The problem: Which lines in the records below contain the word "outcome"? Copy each one out.

Stored data entries:
--- start ---

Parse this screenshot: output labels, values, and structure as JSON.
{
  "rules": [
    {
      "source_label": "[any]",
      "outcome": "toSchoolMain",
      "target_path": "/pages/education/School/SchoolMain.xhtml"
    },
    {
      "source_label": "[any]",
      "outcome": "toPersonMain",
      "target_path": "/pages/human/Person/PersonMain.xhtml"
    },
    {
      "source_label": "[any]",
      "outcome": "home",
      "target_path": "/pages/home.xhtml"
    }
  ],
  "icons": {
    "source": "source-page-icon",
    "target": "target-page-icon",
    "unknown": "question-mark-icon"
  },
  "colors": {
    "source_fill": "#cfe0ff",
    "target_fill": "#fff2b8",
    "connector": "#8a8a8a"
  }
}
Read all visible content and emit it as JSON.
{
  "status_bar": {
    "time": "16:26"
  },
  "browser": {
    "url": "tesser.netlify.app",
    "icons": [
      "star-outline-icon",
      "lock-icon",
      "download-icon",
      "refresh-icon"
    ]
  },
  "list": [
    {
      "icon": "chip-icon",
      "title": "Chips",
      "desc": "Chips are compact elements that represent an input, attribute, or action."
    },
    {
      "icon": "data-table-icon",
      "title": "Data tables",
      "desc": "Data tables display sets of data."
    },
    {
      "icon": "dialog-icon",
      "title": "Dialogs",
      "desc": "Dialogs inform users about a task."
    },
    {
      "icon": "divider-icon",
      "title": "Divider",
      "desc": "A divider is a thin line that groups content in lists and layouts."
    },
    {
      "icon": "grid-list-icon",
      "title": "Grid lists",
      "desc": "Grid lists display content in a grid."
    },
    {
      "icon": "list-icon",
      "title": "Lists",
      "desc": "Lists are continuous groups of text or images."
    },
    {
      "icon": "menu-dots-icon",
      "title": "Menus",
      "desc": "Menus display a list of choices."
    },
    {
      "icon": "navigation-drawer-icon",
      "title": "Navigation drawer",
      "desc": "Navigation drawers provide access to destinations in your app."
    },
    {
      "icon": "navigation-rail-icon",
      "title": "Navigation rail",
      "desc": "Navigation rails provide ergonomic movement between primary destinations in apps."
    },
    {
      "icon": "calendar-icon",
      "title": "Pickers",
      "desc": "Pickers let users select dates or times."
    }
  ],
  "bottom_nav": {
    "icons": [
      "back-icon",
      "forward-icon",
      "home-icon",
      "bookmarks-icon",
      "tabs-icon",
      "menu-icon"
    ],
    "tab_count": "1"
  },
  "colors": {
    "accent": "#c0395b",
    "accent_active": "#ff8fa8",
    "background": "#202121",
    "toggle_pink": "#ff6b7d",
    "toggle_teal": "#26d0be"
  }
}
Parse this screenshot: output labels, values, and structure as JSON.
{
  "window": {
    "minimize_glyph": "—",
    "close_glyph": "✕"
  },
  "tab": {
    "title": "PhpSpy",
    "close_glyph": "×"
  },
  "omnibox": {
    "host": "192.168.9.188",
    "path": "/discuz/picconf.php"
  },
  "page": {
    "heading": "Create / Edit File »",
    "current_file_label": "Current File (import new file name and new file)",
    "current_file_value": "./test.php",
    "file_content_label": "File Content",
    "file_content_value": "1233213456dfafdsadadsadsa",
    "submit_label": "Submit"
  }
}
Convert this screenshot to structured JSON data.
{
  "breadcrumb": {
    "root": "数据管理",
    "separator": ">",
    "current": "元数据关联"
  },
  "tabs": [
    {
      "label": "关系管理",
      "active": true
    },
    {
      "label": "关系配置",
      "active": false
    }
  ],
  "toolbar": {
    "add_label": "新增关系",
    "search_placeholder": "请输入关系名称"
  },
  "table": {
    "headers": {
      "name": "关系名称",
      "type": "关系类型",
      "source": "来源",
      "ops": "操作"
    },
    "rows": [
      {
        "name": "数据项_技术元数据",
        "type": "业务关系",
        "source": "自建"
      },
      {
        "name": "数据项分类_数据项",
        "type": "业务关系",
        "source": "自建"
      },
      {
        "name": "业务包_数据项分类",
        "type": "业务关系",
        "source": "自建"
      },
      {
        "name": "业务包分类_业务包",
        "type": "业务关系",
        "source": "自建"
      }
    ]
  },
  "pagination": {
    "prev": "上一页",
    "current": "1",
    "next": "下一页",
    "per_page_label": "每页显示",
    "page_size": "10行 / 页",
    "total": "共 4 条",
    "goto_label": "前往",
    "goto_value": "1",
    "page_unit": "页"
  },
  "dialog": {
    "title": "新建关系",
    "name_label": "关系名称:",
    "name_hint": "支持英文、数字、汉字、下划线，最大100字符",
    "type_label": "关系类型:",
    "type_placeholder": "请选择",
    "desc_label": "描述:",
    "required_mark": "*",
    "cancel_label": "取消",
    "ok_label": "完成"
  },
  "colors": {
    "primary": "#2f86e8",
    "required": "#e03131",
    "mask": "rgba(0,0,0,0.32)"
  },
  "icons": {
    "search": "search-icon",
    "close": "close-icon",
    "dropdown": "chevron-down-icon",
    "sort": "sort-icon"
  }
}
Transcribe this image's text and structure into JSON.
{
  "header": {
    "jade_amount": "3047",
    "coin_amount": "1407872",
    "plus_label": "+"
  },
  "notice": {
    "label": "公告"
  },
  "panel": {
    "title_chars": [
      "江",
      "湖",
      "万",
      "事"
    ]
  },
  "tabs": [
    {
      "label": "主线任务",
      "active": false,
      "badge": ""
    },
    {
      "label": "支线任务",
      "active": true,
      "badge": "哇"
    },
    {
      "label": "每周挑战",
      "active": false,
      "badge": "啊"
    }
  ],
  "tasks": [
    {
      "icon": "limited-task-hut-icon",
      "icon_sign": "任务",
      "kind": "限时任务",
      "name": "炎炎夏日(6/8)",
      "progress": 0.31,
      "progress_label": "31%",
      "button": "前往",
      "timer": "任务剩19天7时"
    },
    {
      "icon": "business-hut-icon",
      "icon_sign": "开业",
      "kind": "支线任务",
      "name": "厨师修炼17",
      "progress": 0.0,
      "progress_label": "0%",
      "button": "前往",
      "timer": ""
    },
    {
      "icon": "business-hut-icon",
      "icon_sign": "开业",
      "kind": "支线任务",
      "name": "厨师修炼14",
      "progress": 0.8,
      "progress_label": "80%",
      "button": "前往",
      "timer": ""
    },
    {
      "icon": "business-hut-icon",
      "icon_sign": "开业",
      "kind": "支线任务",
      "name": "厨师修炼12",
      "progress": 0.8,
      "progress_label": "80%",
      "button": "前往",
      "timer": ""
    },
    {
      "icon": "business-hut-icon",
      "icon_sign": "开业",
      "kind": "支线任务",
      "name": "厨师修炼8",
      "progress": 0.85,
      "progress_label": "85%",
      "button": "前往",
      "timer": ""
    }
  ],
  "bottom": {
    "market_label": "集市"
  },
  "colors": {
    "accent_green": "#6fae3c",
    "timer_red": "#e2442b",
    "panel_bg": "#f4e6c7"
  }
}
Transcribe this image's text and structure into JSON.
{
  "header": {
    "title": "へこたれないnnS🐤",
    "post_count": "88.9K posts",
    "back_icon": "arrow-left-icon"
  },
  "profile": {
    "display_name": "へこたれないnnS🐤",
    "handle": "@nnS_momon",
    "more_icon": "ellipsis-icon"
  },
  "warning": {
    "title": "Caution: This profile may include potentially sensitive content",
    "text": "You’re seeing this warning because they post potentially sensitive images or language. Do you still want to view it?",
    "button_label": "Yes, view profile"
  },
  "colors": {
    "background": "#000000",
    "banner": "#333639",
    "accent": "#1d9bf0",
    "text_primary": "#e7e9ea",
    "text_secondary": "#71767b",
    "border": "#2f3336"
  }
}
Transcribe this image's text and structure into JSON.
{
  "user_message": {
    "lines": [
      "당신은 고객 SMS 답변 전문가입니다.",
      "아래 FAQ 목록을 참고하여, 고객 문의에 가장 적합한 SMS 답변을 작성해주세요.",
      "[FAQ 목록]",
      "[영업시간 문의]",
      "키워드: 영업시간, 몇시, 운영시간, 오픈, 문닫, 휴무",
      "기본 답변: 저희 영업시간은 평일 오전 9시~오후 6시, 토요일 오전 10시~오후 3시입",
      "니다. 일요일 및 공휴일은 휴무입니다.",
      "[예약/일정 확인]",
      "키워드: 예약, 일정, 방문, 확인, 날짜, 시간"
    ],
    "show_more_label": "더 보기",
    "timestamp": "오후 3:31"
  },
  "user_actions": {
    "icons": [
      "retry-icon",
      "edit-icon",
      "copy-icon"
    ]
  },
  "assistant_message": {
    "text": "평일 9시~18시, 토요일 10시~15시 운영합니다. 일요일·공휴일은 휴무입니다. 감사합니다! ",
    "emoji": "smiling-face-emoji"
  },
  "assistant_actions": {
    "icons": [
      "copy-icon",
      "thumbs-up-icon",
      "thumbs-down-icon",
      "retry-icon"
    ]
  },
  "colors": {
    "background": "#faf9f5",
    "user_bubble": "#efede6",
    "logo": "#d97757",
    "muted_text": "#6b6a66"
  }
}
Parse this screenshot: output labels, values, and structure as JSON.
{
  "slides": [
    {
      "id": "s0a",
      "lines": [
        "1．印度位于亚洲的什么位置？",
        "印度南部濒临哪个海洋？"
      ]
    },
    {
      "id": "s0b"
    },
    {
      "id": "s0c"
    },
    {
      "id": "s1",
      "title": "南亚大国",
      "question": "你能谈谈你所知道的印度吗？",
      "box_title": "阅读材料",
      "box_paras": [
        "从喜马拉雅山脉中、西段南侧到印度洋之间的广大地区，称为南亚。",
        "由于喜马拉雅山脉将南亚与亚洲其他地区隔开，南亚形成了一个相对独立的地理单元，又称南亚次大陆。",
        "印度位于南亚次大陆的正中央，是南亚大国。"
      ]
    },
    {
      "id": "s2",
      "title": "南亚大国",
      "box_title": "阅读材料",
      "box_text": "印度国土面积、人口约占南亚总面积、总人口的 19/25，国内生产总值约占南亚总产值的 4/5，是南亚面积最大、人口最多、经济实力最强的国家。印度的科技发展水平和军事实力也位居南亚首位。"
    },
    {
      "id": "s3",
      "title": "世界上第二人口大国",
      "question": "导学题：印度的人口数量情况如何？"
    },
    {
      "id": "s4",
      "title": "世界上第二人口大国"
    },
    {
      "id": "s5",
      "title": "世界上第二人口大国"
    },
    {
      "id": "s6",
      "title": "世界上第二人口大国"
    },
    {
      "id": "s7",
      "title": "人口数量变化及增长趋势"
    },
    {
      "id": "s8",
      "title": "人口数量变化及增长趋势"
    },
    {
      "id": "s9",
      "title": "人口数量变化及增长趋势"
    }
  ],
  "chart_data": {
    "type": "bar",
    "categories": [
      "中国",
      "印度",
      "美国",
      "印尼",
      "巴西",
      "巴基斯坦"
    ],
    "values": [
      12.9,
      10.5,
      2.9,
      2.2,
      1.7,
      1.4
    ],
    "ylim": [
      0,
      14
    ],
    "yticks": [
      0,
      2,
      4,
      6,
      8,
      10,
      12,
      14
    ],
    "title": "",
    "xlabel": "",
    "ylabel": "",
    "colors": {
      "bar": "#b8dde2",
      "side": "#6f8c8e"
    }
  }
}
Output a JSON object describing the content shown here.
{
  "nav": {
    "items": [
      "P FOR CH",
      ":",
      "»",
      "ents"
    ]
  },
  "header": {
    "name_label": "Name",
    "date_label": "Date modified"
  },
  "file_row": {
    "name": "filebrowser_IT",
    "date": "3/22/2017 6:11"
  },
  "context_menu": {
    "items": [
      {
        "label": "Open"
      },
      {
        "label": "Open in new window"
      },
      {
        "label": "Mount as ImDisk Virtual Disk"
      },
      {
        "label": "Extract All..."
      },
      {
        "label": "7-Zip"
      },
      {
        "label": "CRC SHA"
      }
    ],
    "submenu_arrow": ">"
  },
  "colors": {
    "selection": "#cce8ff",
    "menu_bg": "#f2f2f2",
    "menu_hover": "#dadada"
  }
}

--- end ---

Reply:
      "outcome": "toSchoolMain",
      "outcome": "toPersonMain",
      "outcome": "home",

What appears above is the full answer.